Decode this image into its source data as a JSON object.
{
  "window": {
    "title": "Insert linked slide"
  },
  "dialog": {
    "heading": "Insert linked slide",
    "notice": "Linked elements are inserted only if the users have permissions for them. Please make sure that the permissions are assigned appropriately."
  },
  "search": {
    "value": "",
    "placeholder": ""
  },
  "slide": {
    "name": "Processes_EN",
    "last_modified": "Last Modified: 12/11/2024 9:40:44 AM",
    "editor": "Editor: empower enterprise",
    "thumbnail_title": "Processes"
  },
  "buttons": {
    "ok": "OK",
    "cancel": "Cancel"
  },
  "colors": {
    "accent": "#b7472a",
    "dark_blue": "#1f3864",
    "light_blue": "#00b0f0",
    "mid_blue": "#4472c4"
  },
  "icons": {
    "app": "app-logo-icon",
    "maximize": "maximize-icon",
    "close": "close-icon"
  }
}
____________
→ **TASK OBJECTIVE**: Each entry above is to be printed again exactly.

→ **RESPONSE FOR THIS EXERCISE**:
Decode this image into its source data as a JSON object.
{
  "window": {
    "title": "Insert linked slide"
  },
  "dialog": {
    "heading": "Insert linked slide",
    "notice": "Linked elements are inserted only if the users have permissions for them. Please make sure that the permissions are assigned appropriately."
  },
  "search": {
    "value": "",
    "placeholder": ""
  },
  "slide": {
    "name": "Processes_EN",
    "last_modified": "Last Modified: 12/11/2024 9:40:44 AM",
    "editor": "Editor: empower enterprise",
    "thumbnail_title": "Processes"
  },
  "buttons": {
    "ok": "OK",
    "cancel": "Cancel"
  },
  "colors": {
    "accent": "#b7472a",
    "dark_blue": "#1f3864",
    "light_blue": "#00b0f0",
    "mid_blue": "#4472c4"
  },
  "icons": {
    "app": "app-logo-icon",
    "maximize": "maximize-icon",
    "close": "close-icon"
  }
}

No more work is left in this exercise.